Given records: Begin
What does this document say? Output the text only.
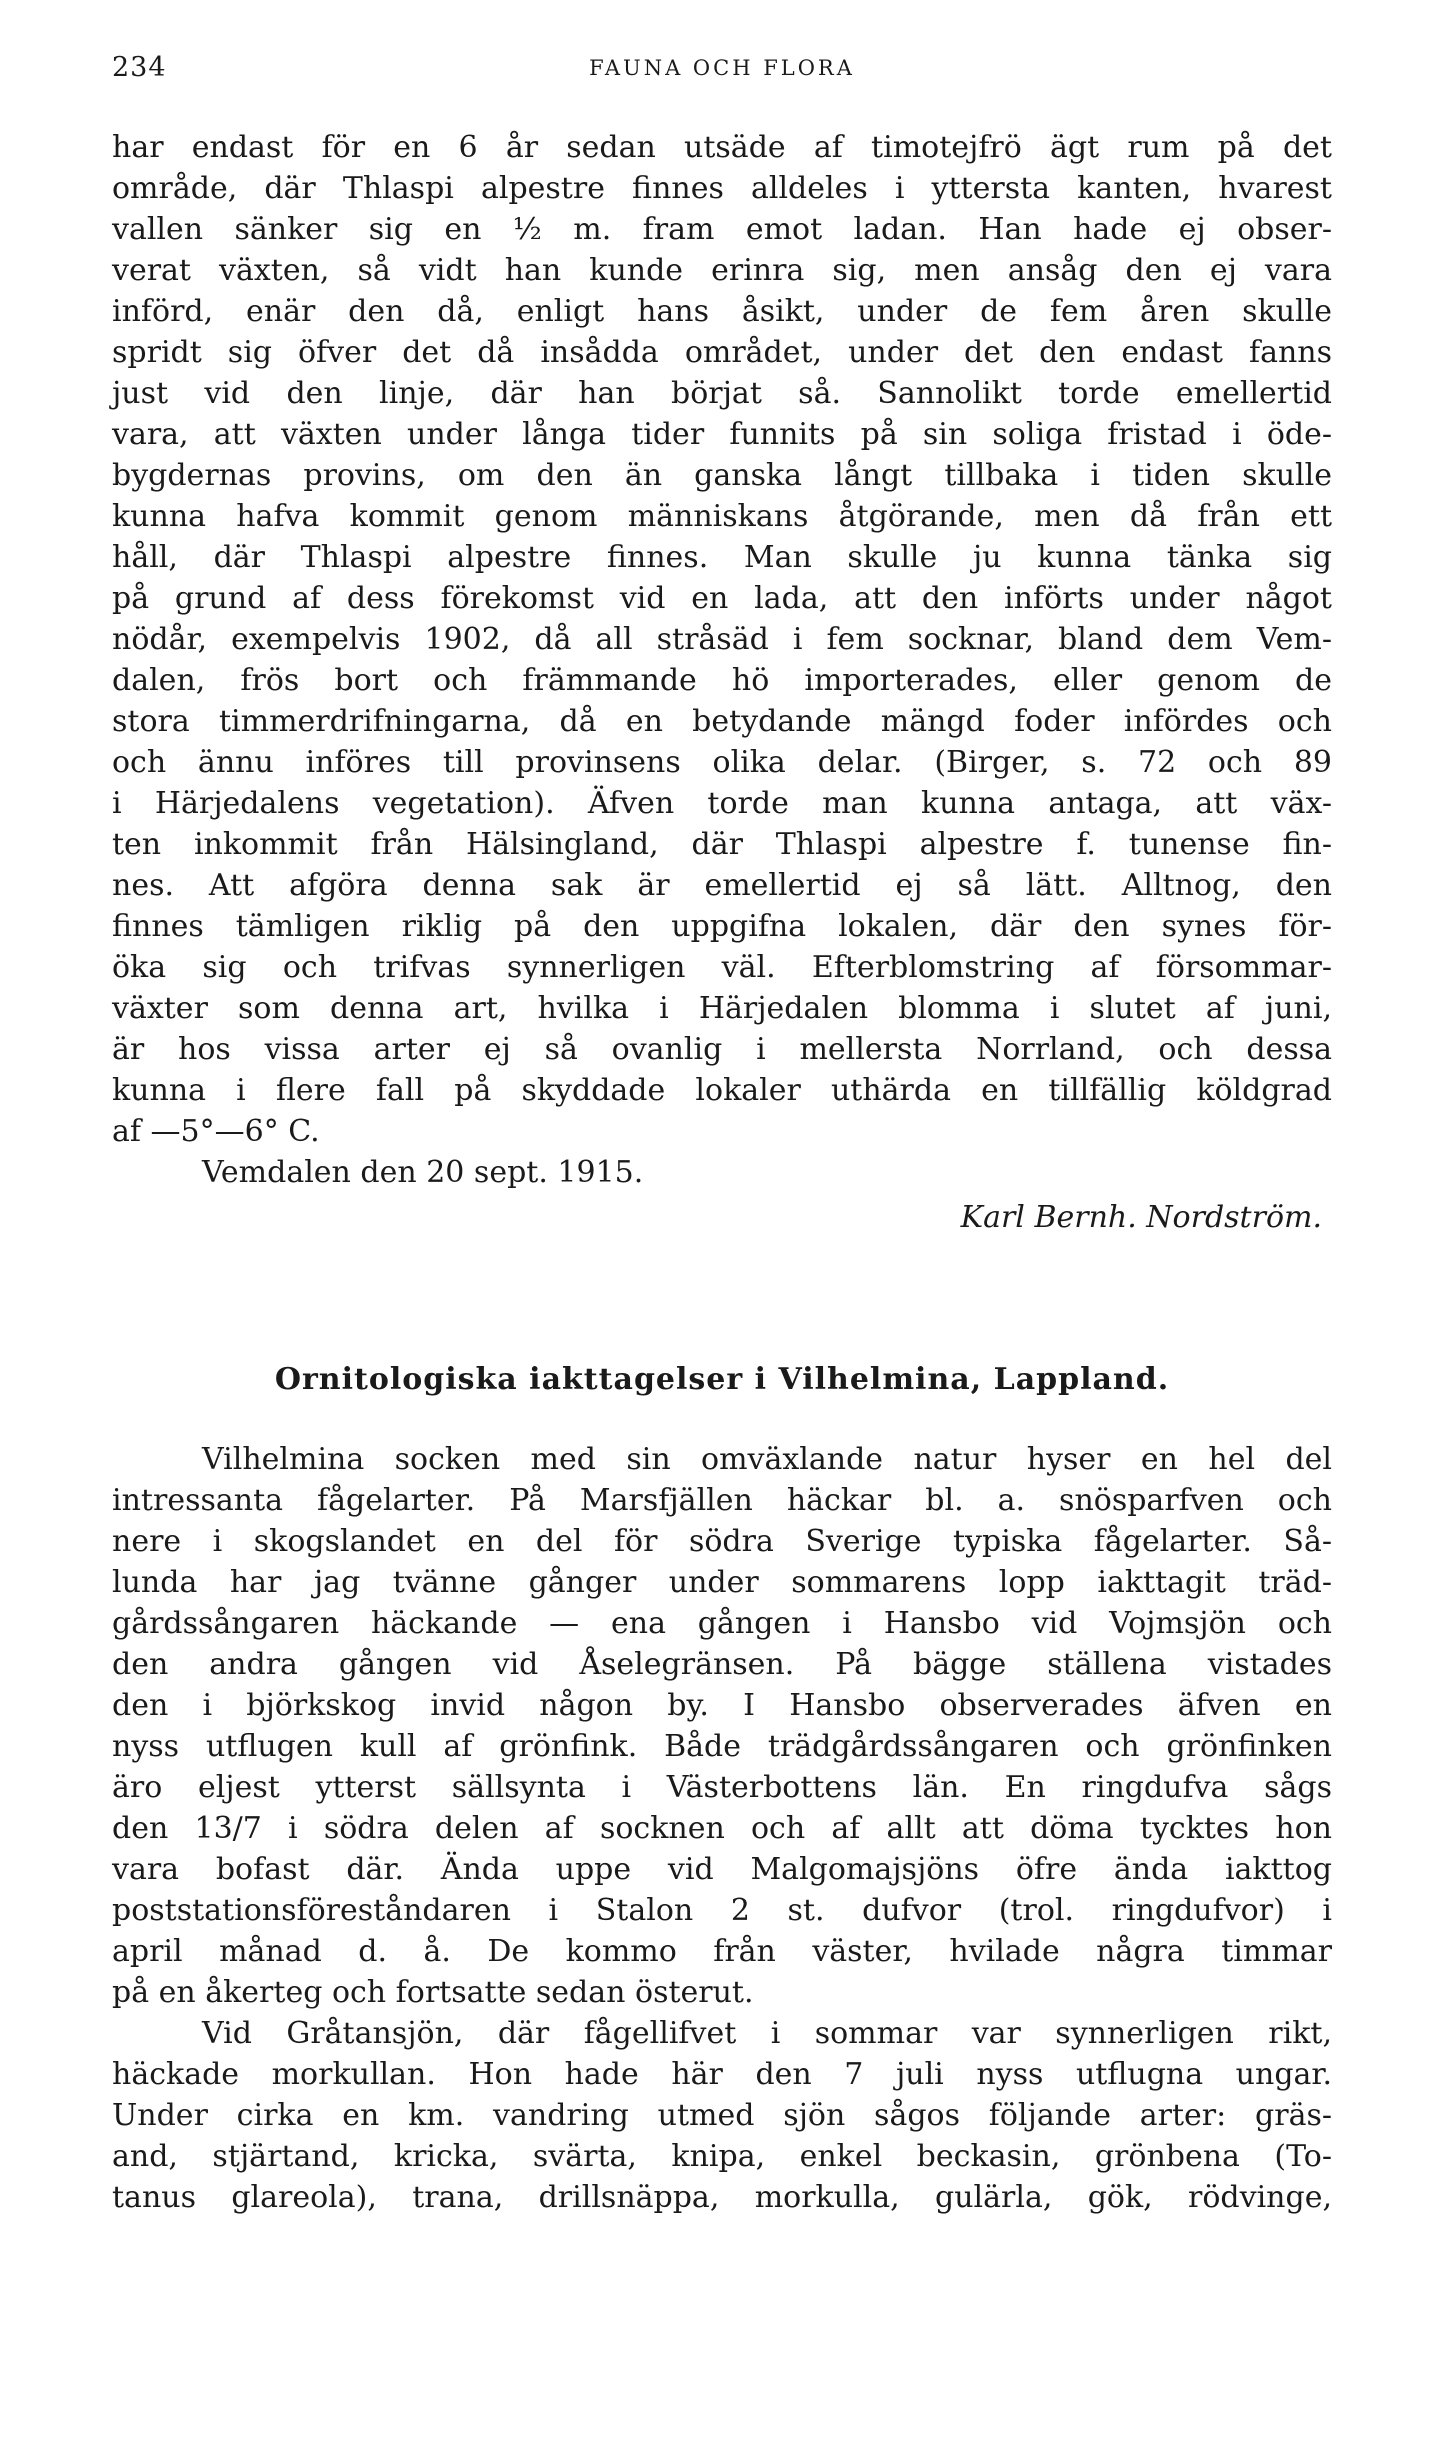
234	FAUNA OCH FLORA
har endast för en 6 år sedan utsäde af timotejfrö ägt rum på det
område, där Thlaspi alpestre finnes alldeles i yttersta kanten, hvarest
vallen sänker sig en ½ m. fram emot ladan. Han hade ej obser-
verat växten, så vidt han kunde erinra sig, men ansåg den ej vara
införd, enär den då, enligt hans åsikt, under de fem åren skulle
spridt sig öfver det då insådda området, under det den endast fanns
just vid den linje, där han börjat så. Sannolikt torde emellertid
vara, att växten under långa tider funnits på sin soliga fristad i öde-
bygdernas provins, om den än ganska långt tillbaka i tiden skulle
kunna hafva kommit genom människans åtgörande, men då från ett
håll, där Thlaspi alpestre finnes. Man skulle ju kunna tänka sig
på grund af dess förekomst vid en lada, att den införts under något
nödår, exempelvis 1902, då all stråsäd i fem socknar, bland dem Vem-
dalen, frös bort och främmande hö importerades, eller genom de
stora timmerdrifningarna, då en betydande mängd foder infördes och
och ännu införes till provinsens olika delar. (Birger, s. 72 och 89
i Härjedalens vegetation). Äfven torde man kunna antaga, att väx-
ten inkommit från Hälsingland, där Thlaspi alpestre f. tunense fin-
nes. Att afgöra denna sak är emellertid ej så lätt. Alltnog, den
finnes tämligen riklig på den uppgifna lokalen, där den synes för-
öka sig och trifvas synnerligen väl. Efterblomstring af försommar-
växter som denna art, hvilka i Härjedalen blomma i slutet af juni,
är hos vissa arter ej så ovanlig i mellersta Norrland, och dessa
kunna i flere fall på skyddade lokaler uthärda en tillfällig köldgrad
af —5°—6° C.
Vemdalen den 20 sept. 1915.
Karl Bernh. Nordström.
Ornitologiska iakttagelser i Vilhelmina, Lappland.
Vilhelmina socken med sin omväxlande natur hyser en hel del
intressanta fågelarter. På Marsfjällen häckar bl. a. snösparfven och
nere i skogslandet en del för södra Sverige typiska fågelarter. Så-
lunda har jag tvänne gånger under sommarens lopp iakttagit träd-
gårdssångaren häckande — ena gången i Hansbo vid Vojmsjön och
den andra gången vid Åselegränsen. På bägge ställena vistades
den i björkskog invid någon by. I Hansbo observerades äfven en
nyss utflugen kull af grönfink. Både trädgårdssångaren och grönfinken
äro eljest ytterst sällsynta i Västerbottens län. En ringdufva sågs
den 13/7 i södra delen af socknen och af allt att döma tycktes hon
vara bofast där. Ända uppe vid Malgomajsjöns öfre ända iakttog
poststationsföreståndaren i Stalon 2 st. dufvor (trol. ringdufvor) i
april månad d. å. De kommo från väster, hvilade några timmar
på en åkerteg och fortsatte sedan österut.
Vid Gråtansjön, där fågellifvet i sommar var synnerligen rikt,
häckade morkullan. Hon hade här den 7 juli nyss utflugna ungar.
Under cirka en km. vandring utmed sjön sågos följande arter: gräs-
and, stjärtand, kricka, svärta, knipa, enkel beckasin, grönbena (To-
tanus glareola), trana, drillsnäppa, morkulla, gulärla, gök, rödvinge,
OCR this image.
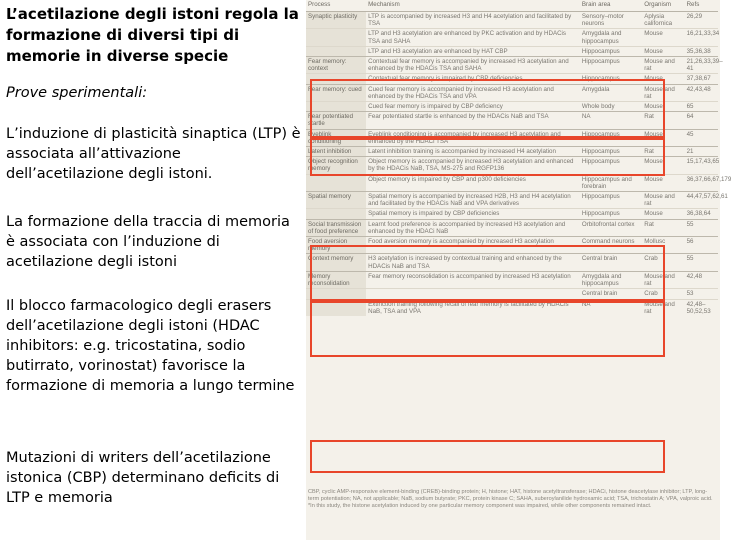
L’acetilazione degli istoni regola la formazione di diversi tipi di memorie in diverse specie

Prove sperimentali:

L’induzione di plasticità sinaptica (LTP) è associata all’attivazione dell’acetilazione degli istoni.

La formazione della traccia di memoria è associata con l’induzione di acetilazione degli istoni

Il blocco farmacologico degli erasers dell’acetilazione degli istoni (HDAC inhibitors: e.g. tricostatina, sodio butirrato, vorinostat) favorisce la formazione di memoria a lungo termine

Mutazioni di writers dell’acetilazione istonica (CBP) determinano deficits di LTP e memoria

Process	Mechanism	Brain area	Organism	Refs
Synaptic plasticity	LTP is accompanied by increased H3 and H4 acetylation and facilitated by TSA	Sensory–motor neurons	Aplysia californica	26,29
	LTP and H3 acetylation are enhanced by PKC activation and by HDACis TSA and SAHA	Amygdala and hippocampus	Mouse	16,21,33,34
	LTP and H3 acetylation are enhanced by HAT CBP	Hippocampus	Mouse	35,36,38
Fear memory: context	Contextual fear memory is accompanied by increased H3 acetylation and enhanced by the HDACis TSA and SAHA	Hippocampus	Mouse and rat	21,26,33,39–41
	Contextual fear memory is impaired by CBP deficiencies	Hippocampus	Mouse	37,38,67
Fear memory: cued	Cued fear memory is accompanied by increased H3 acetylation and enhanced by the HDACis TSA and VPA	Amygdala	Mouse and rat	42,43,48
	Cued fear memory is impaired by CBP deficiency	Whole body	Mouse	65
Fear potentiated startle	Fear potentiated startle is enhanced by the HDACis NaB and TSA	NA	Rat	64
Eyeblink conditioning	Eyeblink conditioning is accompanied by increased H3 acetylation and enhanced by the HDACi TSA	Hippocampus	Mouse	45
Latent inhibition	Latent inhibition training is accompanied by increased H4 acetylation	Hippocampus	Rat	21
Object recognition memory	Object memory is accompanied by increased H3 acetylation and enhanced by the HDACis NaB, TSA, MS-275 and RGFP136	Hippocampus	Mouse	15,17,43,65
	Object memory is impaired by CBP and p300 deficiencies	Hippocampus and forebrain	Mouse	36,37,66,67,179
Spatial memory	Spatial memory is accompanied by increased H2B, H3 and H4 acetylation and facilitated by the HDACis NaB and VPA derivatives	Hippocampus	Mouse and rat	44,47,57,62,61
	Spatial memory is impaired by CBP deficiencies	Hippocampus	Mouse	36,38,64
Social transmission of food preference	Learnt food preference is accompanied by increased H3 acetylation and enhanced by the HDACi NaB	Orbitofrontal cortex	Rat	55
Food aversion memory	Food aversion memory is accompanied by increased H3 acetylation	Command neurons	Mollusc	56
Context memory	H3 acetylation is increased by contextual training and enhanced by the HDACis NaB and TSA	Central brain	Crab	55
Memory reconsolidation	Fear memory reconsolidation is accompanied by increased H3 acetylation	Amygdala and hippocampus	Mouse and rat	42,48
		Central brain	Crab	53
	Extinction training following recall of fear memory is facilitated by HDACis NaB, TSA and VPA	NA	Mouse and rat	42,48–50,52,53
CBP, cyclic AMP-responsive element-binding (CREB)-binding protein; H, histone; HAT, histone acetyltransferase; HDACi, histone deacetylase inhibitor; LTP, long-term potentiation; NA, not applicable; NaB, sodium butyrate; PKC, protein kinase C; SAHA, suberoylanilide hydroxamic acid; TSA, trichostatin A; VPA, valproic acid. *In this study, the histone acetylation induced by one particular memory component was impaired, while other components remained intact.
Given records: End
* What you are asked to do *
Each line in the records that carries "endast" must be copied out.

* Response *
har endast för en 6 år sedan utsäde af timotejfrö ägt rum på det
spridt sig öfver det då insådda området, under det den endast fanns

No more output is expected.